▶ _DATA RECORDS_:
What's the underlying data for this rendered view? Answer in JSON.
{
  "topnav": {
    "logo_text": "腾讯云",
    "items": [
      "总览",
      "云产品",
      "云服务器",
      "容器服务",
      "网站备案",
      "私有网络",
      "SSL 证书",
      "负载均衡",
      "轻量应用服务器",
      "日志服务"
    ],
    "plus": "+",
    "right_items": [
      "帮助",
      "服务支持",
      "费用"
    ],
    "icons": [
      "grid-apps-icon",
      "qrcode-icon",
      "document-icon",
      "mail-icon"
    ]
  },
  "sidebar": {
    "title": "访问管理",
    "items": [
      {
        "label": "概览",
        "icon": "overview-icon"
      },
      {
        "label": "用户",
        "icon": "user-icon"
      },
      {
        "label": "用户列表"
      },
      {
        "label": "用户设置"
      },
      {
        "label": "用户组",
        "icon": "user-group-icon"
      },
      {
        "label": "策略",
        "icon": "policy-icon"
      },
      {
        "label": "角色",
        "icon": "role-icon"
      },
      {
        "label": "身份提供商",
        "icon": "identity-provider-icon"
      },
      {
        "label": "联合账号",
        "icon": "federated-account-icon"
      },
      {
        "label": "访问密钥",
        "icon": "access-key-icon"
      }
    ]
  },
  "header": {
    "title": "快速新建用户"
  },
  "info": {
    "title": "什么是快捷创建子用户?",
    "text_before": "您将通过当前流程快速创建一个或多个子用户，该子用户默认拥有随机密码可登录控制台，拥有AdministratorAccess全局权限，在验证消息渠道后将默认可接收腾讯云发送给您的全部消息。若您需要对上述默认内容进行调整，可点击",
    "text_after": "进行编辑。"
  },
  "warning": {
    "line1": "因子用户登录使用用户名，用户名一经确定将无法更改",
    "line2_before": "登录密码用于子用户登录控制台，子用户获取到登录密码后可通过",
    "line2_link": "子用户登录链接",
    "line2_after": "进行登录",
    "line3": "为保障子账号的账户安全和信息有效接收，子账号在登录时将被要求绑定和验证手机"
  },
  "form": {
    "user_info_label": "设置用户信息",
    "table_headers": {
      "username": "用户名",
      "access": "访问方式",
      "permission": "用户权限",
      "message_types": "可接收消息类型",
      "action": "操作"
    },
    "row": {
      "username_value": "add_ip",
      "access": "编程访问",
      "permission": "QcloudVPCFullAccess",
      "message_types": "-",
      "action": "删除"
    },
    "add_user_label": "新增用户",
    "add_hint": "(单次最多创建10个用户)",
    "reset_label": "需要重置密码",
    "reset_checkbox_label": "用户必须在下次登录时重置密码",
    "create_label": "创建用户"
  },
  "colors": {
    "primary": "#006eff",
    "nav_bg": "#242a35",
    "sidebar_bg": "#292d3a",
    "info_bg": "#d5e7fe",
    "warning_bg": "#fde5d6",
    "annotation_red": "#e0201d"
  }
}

▶ _REQUIREMENT_: Report how many lines of the listing hold the string "permission", giving only the number.

▶ _FULL RESPONSE_: 2